-------- Selected extract

Re: Bug in VACUUM FULL ?

From: "Pavan Deolasee" <pavan(dot)deolasee(at)gmail(dot)com>
To: "Tom Lane" <tgl(at)sss(dot)pgh(dot)pa(dot)us>
Cc: "Pavan Deolasee" <pavan(dot)deolasee(at)enterprisedb(dot)com>, pgsql-hackers(at)postgresql(dot)org
Subject: Re: Bug in VACUUM FULL ?
Date: 2007-03-10 11:37:18
Message-ID: 2e78013d0703100337i62b64580oa890ea27a0306cbd@mail.gmail.com
Views: Raw Message | Whole Thread | Download mbox | Resend email
Thread:
Lists: pgsql-hackers

On 3/10/07, Tom Lane <tgl(at)sss(dot)pgh(dot)pa(dot)us> wrote:

>
> I've been banging away on this since yesterday, and I think I've
> achieved a full understanding of what's going on. There are three or
> four different-looking pathologies but they all seem to arise from
> the same problem: the update-chain-moving code assumes that
> RECENTLY_DEAD tuples will never have update successors that are entirely
> DEAD (according to HeapTupleSatisfiesVacuum). When faced with an
> update chain in which that does happen, it can move the chain multiple
> times, neglect to remove index entries for tuples that get truncated
> away, crash on an Assert, or other interesting stuff. Here's an example
> from some debug printouts I inserted into repair_frag:
>
> It's not surprising that tuples could have xmax less than xmin, since
> transactions can commit in orders different than they start; when using
> READ COMMITTED updates it's not at all surprising that a transaction
> might update rows after a later-numbered transaction does. However, in
> looking at this code previously I'd assumed that the OldestXmin cutoff
> could never fall between two such transactions, and so the above
> scenario wouldn't happen. I'm not real sure why I thought that.
> For the cases that VACUUM FULL is interested in, both XIDs mentioned
> in a DEAD tuple must have committed before OldestXmin was computed, but
> there doesn't seem to be a compelling reason why OldestXmin might not
> have been determined by an unrelated third transaction with a number
> between those two.

Sorry for replying late, I was away from the mails since yesterday. I
arrived at the same conclusion yesterday while fixing this for HOT. It
was much more common with HOT and the heavy concurrent
UPDATE test that I was trying. It was very surprising for me
as well. I always believed that we can *never* has a chain like:

RD - RD - D - D - RD - L

But thats not true. Thankfully ISTM that does not have any implication
on HOT, but I shall think more and confirm.

I had to introduce a hard-pruning mechanism to deal this in HOT
where we remove any DEAD_CHAIN tuples from the chain
before doing scan_heap.

I thought this should not be a problem in CVS HEAD though because
we vacuum_page() the block and mark DEAD tuples ~LP_USED.
And later while moving backward in the chain we break whenever
we find a tuple whose xmin < OldtestXmin assuming that to be
the start of the chain. My understanding is that these two things
together anyways break the chain into pieces and we move these
pieces together. But may be I am missing something or there
is some other corner case.

----------------
-------- Information shown

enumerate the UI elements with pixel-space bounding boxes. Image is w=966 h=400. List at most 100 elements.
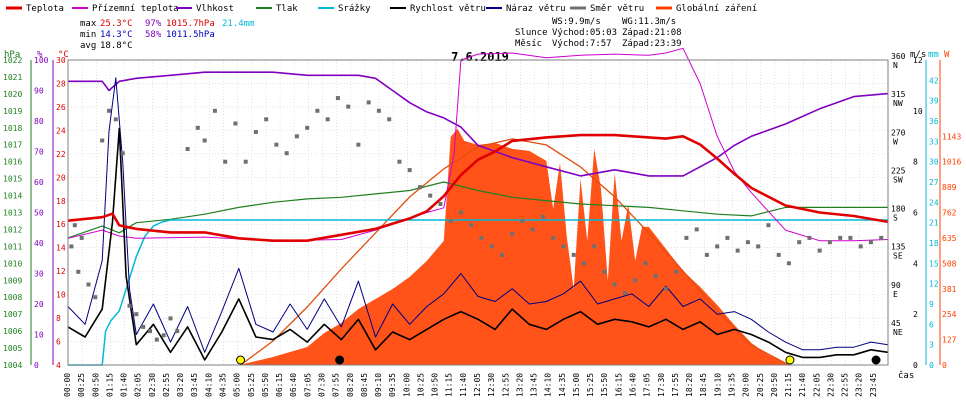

----------------

*Short problem 1*:
Answer the following from the VACUUM FULL message:
(a) In the quoted portion, what does the update-chain-moving code assume about RECENTLY_DEAD tuples?
(b) What mechanism does the reply say was introduced in HOT, and what does it remove?
(c) In CVS HEAD, what does the reply say is done to DEAD tuples after vacuum_page() is run on the block?
*Short problem 2*: Reproduce the passage of the VACUUM FULL message that begins at the words "But thats not" and stops after "DEAD tuples ~LP_USED.".

*Task response 1*:
(a) It assumes that RECENTLY_DEAD tuples will never have update successors that are entirely DEAD (according to HeapTupleSatisfiesVacuum).
(b) A hard-pruning mechanism, which removes any DEAD_CHAIN tuples from the chain before doing scan_heap.
(c) The DEAD tuples are marked ~LP_USED.

*Task response 2*:
But thats not true. Thankfully ISTM that does not have any implication
on HOT, but I shall think more and confirm.

I had to introduce a hard-pruning mechanism to deal this in HOT
where we remove any DEAD_CHAIN tuples from the chain
before doing scan_heap.

I thought this should not be a problem in CVS HEAD though because
we vacuum_page() the block and mark DEAD tuples ~LP_USED.